Objective —
Take every line from the listing below that contains "could".

Data for processing —
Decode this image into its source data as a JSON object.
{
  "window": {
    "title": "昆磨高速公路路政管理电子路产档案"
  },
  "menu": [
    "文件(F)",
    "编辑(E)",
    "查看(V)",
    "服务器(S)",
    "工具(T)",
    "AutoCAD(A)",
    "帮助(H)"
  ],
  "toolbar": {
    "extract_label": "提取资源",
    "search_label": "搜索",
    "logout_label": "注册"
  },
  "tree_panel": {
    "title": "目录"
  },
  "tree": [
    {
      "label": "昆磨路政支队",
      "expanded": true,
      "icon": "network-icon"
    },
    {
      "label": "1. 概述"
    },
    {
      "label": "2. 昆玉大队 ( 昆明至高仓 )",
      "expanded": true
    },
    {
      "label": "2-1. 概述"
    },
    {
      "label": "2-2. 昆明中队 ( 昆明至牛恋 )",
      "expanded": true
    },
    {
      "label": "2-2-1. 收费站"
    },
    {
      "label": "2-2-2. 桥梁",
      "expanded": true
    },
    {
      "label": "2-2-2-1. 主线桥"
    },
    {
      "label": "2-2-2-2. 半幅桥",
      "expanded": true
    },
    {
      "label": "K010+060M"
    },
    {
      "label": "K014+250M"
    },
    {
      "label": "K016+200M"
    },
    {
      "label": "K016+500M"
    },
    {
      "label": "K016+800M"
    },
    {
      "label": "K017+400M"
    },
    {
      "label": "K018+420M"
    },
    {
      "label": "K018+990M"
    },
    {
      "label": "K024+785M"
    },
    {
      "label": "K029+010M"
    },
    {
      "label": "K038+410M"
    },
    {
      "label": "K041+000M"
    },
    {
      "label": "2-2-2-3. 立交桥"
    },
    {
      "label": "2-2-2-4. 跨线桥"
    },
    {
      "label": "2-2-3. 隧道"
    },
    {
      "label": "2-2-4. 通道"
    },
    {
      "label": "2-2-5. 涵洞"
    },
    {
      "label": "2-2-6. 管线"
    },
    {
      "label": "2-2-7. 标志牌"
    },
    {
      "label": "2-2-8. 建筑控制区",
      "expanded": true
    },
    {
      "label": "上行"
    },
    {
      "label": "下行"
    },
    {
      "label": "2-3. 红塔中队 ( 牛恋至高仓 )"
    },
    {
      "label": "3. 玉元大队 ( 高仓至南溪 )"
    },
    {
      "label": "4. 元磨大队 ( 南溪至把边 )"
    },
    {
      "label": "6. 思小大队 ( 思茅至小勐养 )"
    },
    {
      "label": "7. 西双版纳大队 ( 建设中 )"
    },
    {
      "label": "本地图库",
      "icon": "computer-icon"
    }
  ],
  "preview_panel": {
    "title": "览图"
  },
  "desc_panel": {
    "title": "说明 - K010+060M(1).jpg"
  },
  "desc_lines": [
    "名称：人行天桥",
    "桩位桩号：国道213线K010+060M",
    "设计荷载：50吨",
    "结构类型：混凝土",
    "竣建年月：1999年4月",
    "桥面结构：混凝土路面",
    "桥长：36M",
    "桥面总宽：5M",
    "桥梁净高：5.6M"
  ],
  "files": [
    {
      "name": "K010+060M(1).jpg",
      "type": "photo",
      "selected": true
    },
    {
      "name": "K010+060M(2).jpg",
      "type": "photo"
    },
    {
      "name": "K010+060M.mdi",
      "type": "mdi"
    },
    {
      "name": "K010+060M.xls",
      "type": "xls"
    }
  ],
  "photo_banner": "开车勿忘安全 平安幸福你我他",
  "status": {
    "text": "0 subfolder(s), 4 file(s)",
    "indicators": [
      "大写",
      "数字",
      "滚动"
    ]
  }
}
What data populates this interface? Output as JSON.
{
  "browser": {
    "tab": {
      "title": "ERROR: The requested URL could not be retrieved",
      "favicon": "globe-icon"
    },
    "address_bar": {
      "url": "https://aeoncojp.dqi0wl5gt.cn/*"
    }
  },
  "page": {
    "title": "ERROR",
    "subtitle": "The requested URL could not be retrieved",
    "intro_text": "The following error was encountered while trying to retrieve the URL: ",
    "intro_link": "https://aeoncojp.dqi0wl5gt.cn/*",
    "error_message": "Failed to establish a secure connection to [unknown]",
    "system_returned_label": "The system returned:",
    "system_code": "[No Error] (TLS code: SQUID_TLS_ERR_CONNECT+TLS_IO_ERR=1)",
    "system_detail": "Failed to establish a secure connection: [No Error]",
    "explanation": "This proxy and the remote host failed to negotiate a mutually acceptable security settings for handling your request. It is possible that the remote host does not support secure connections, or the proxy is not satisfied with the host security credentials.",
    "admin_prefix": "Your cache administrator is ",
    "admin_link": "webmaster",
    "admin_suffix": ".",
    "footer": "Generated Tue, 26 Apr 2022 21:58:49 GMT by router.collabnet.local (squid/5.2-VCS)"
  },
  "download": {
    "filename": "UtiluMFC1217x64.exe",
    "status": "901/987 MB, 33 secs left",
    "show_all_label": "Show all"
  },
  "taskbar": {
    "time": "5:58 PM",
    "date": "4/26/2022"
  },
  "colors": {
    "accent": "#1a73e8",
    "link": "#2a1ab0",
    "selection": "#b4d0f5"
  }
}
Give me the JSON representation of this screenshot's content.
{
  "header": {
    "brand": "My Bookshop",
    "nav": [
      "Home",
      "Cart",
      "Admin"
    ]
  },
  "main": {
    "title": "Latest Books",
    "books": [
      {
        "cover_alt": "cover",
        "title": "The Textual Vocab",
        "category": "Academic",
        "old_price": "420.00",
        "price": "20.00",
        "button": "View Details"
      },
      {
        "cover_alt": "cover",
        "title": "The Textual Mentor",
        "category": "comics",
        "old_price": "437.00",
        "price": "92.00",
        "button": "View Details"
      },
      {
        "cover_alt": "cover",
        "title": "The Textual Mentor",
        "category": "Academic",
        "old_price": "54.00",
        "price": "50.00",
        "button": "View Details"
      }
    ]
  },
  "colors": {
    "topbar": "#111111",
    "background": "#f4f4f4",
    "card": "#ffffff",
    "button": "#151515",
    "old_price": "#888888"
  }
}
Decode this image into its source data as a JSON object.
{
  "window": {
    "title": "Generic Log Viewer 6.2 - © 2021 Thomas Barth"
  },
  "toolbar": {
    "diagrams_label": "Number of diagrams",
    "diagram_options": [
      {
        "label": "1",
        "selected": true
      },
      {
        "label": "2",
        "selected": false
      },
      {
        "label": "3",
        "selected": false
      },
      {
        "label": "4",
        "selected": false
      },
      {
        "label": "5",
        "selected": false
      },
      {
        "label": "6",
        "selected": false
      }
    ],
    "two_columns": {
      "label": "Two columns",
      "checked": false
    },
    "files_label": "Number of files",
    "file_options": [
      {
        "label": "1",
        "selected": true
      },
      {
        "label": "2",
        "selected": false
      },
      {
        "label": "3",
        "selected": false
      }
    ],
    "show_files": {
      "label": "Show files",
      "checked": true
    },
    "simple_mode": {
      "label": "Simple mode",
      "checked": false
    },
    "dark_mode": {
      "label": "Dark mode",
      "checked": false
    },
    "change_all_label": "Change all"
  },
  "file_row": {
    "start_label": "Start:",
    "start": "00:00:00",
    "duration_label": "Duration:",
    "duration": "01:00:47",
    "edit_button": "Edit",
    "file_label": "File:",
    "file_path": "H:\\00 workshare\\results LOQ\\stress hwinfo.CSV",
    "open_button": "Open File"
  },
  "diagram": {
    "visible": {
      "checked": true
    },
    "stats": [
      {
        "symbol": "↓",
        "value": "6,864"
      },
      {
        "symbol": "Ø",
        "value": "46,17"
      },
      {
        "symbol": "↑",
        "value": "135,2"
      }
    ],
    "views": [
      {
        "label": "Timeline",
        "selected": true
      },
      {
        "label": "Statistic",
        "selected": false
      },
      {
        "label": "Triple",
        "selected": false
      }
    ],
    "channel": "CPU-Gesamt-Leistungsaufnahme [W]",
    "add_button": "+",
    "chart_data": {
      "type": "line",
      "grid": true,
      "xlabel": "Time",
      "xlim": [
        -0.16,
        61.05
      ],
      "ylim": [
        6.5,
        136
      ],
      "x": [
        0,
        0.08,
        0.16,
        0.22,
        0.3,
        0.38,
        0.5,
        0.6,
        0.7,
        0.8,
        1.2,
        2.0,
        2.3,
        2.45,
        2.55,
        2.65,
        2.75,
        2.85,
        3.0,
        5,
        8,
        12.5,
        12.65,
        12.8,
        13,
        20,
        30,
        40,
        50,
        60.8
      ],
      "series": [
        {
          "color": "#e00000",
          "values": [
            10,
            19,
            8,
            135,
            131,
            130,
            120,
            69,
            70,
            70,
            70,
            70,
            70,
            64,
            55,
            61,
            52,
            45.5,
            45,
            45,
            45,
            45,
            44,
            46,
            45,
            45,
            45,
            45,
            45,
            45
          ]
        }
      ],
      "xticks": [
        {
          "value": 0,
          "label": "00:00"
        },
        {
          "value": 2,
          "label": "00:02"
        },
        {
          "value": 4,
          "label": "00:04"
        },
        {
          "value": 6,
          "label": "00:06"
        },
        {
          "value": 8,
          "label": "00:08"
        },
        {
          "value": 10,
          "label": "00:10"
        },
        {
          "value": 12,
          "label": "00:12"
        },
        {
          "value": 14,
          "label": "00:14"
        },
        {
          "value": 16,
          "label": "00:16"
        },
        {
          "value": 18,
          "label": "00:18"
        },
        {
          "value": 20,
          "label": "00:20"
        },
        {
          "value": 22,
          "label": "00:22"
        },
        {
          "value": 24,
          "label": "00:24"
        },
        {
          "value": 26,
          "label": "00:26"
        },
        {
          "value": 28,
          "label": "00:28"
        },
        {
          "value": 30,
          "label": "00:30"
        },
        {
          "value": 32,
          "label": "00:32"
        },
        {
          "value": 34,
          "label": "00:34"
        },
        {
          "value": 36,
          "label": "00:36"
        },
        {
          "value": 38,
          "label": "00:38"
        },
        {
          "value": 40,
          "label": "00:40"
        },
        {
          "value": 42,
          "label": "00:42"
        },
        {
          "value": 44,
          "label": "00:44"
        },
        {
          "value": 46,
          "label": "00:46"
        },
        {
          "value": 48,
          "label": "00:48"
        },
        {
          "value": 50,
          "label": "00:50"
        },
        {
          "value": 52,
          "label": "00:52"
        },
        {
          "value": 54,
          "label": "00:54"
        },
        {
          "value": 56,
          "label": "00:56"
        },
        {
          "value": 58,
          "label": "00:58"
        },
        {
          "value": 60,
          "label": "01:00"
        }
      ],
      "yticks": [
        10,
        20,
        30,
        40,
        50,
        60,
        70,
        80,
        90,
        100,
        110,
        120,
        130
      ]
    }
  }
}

Task output —
      "title": "ERROR: The requested URL could not be retrieved",
    "subtitle": "The requested URL could not be retrieved",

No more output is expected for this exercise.